>> Start

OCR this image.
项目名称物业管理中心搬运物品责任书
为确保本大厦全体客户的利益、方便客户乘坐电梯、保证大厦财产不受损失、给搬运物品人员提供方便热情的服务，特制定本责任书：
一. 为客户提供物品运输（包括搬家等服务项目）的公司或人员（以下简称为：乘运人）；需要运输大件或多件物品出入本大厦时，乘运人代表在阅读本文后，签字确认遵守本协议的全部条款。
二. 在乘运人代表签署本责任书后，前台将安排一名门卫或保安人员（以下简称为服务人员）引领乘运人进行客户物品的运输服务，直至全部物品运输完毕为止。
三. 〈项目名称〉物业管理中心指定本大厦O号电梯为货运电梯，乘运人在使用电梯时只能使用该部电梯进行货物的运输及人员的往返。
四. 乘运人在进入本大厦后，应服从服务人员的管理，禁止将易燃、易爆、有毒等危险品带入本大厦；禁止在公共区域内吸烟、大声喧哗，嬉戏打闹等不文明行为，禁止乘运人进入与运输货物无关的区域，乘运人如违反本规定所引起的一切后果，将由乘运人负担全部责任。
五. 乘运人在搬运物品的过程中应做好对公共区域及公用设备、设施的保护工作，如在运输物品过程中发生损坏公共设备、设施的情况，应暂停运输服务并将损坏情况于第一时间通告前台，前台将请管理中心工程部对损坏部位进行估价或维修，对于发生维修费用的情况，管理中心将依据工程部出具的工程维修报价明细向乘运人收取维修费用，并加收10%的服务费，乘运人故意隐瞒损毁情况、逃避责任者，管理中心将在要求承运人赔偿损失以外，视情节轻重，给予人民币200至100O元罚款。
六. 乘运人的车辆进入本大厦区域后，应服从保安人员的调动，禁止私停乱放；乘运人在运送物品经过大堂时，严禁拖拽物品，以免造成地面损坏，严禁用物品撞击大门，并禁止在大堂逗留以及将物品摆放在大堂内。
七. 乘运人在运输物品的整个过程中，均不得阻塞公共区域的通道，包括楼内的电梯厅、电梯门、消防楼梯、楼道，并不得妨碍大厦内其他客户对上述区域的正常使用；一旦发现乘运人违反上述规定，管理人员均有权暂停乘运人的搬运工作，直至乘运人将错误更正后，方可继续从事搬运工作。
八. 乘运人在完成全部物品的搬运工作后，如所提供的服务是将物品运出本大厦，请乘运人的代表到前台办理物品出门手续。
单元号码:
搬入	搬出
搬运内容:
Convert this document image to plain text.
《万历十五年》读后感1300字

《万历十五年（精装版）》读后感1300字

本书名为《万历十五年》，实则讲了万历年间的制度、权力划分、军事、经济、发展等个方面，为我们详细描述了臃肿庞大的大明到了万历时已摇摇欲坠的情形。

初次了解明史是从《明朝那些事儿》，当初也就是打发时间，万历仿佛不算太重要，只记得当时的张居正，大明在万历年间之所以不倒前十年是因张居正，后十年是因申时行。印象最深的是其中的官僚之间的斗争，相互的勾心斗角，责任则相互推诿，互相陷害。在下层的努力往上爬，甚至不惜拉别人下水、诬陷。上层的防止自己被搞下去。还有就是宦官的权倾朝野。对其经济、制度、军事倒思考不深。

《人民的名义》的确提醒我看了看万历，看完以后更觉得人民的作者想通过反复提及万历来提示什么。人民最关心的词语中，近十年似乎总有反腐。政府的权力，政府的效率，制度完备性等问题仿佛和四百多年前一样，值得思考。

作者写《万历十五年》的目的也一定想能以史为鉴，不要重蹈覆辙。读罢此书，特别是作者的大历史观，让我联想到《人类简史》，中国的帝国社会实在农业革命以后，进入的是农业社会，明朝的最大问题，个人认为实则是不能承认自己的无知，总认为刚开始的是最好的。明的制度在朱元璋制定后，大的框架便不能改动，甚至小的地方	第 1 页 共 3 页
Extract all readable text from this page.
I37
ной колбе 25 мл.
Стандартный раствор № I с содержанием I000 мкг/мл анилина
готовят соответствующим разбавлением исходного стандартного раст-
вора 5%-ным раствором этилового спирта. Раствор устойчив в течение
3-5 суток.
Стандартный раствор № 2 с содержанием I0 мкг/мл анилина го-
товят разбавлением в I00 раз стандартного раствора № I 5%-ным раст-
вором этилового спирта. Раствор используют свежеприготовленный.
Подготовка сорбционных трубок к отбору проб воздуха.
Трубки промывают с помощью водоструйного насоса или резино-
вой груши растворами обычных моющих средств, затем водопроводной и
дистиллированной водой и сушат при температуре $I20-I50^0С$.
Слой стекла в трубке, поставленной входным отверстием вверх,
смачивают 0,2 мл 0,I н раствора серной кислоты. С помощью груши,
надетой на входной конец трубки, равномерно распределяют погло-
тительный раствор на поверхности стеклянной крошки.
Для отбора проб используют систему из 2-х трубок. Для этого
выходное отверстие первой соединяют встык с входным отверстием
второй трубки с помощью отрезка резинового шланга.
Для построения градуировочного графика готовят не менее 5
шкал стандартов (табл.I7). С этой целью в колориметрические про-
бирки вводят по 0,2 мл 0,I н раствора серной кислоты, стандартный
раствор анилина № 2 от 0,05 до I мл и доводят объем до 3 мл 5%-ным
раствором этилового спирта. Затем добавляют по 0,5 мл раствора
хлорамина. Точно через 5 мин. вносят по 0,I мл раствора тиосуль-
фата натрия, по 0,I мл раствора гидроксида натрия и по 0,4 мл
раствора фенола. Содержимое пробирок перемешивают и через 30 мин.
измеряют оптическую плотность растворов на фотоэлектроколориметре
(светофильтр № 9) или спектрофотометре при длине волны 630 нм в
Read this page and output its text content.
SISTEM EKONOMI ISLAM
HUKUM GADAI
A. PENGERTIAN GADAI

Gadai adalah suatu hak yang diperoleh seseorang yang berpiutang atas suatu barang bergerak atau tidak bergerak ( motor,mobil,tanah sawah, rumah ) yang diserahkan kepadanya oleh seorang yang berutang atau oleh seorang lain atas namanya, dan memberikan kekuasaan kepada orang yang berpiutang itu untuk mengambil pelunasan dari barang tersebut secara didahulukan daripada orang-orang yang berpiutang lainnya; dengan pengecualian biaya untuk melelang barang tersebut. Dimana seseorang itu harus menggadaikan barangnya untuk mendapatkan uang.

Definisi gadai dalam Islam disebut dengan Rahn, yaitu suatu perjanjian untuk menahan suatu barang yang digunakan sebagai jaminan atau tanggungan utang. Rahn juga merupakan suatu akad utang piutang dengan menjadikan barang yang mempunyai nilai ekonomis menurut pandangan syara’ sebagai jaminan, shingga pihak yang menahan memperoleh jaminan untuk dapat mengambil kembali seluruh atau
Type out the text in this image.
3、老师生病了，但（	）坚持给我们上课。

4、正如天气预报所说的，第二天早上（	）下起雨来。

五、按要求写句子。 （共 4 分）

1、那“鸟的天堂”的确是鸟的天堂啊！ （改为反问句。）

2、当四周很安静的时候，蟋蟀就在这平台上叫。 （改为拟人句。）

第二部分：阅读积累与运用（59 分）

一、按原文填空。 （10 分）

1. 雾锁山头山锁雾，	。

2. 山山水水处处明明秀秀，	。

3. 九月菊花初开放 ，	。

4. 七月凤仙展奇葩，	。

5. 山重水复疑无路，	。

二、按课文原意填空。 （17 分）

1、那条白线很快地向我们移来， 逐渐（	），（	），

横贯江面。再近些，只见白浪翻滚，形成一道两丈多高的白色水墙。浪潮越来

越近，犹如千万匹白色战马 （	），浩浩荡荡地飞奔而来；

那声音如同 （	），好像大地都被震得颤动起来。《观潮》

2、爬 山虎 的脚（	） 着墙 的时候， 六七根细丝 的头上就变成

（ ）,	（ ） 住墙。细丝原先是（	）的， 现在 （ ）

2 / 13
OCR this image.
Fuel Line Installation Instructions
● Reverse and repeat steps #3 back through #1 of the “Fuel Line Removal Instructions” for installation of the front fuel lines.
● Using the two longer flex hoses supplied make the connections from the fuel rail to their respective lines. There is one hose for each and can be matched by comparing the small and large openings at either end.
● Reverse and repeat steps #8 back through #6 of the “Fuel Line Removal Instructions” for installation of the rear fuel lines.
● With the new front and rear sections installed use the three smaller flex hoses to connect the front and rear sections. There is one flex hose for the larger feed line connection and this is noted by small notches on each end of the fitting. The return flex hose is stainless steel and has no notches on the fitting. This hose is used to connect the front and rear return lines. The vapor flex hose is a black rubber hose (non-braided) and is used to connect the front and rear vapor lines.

>> End

--- REQUIRED WORK ---
What is the number of lines above that contain the string "through"? Answer with the number alone.

--- PROBLEM SOLUTION ---
2